TASK TO CARRY OUT
Work through the data line by line, gathering every line that has the word "JSON".

RECORDS FOR THIS TASK
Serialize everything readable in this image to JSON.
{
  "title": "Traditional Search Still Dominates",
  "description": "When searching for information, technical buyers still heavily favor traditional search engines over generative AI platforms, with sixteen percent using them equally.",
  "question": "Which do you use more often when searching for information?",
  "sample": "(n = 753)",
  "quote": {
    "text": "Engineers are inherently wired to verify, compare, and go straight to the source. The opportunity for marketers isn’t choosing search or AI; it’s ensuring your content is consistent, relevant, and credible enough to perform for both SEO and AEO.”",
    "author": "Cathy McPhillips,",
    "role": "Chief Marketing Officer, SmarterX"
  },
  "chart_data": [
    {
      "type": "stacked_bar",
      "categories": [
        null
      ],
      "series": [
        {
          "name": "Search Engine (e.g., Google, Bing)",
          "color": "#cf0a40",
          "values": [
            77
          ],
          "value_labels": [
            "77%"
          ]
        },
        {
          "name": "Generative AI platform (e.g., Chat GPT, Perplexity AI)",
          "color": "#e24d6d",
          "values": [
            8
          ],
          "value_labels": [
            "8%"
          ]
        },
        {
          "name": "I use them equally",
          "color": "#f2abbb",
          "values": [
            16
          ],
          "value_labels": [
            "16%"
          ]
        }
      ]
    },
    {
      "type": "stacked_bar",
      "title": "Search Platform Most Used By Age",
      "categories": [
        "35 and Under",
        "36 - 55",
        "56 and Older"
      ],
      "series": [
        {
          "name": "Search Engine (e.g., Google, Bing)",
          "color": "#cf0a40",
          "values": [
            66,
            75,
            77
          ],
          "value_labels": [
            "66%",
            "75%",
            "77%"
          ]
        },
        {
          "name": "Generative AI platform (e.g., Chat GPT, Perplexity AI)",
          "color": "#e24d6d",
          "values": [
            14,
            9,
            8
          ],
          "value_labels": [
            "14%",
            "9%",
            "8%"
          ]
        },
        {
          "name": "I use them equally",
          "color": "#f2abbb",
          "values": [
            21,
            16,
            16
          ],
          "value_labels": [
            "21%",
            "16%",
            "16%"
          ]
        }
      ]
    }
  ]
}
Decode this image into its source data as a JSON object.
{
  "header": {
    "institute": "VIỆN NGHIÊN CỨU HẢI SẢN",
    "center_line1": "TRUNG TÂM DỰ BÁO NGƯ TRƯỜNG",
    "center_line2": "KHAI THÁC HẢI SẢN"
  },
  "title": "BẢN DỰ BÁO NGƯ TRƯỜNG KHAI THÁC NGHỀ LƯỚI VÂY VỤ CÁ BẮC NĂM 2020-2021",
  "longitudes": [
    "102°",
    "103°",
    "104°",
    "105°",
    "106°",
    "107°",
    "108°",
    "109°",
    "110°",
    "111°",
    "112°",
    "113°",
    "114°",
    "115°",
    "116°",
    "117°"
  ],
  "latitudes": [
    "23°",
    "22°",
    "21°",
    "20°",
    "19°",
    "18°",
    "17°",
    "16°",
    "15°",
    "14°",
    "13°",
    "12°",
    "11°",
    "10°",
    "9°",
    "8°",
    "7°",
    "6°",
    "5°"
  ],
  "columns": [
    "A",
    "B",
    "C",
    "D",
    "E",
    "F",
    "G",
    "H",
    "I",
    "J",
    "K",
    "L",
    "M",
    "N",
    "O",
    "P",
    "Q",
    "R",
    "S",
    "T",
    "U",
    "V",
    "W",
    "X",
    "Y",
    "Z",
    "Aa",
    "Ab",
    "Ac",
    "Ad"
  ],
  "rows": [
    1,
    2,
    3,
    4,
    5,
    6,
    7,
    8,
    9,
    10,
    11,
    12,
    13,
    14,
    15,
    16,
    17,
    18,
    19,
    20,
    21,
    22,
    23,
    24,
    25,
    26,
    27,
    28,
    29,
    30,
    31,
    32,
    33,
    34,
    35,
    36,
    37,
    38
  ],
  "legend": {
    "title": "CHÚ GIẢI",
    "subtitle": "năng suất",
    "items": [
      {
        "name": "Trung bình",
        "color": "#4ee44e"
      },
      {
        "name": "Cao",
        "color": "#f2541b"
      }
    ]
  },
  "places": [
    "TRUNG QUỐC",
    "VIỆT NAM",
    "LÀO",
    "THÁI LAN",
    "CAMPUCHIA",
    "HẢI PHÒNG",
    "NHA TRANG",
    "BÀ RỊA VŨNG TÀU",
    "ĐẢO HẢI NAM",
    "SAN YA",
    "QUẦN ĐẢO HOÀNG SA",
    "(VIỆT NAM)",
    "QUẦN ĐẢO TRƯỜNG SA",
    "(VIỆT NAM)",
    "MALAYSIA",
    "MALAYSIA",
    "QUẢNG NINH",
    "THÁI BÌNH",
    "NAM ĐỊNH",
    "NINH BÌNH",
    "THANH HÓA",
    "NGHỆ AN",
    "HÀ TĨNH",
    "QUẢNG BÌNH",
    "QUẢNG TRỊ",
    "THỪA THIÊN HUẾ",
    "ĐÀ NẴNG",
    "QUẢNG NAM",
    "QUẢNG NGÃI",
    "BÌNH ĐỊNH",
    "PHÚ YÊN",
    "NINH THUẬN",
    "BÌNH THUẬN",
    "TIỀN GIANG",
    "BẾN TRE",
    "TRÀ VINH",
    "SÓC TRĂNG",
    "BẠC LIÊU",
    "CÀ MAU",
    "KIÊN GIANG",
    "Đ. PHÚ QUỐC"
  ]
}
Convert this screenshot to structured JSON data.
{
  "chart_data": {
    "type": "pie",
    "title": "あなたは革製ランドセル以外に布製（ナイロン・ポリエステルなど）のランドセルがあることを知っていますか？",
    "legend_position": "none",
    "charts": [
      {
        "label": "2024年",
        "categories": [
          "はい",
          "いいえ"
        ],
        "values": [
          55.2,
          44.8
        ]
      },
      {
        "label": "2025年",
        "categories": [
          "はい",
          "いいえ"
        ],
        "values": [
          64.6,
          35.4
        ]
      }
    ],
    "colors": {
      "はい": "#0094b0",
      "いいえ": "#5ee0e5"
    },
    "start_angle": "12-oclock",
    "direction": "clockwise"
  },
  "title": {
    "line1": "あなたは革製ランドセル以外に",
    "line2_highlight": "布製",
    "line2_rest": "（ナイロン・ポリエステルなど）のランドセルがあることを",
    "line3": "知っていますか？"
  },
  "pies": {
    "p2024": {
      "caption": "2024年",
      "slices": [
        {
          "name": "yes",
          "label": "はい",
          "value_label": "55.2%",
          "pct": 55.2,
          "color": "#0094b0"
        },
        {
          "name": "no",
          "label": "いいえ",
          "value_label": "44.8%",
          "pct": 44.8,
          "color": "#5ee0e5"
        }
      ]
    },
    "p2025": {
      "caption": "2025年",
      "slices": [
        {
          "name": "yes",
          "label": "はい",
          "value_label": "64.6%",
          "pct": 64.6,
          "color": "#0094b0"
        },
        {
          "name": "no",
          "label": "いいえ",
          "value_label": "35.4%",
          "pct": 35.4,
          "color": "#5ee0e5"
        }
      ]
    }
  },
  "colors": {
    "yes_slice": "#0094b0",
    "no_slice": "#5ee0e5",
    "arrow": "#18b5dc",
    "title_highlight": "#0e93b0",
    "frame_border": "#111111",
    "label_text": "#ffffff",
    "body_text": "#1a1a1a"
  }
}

TASK SOLUTION
Serialize everything readable in this image to JSON.
Decode this image into its source data as a JSON object.
Convert this screenshot to structured JSON data.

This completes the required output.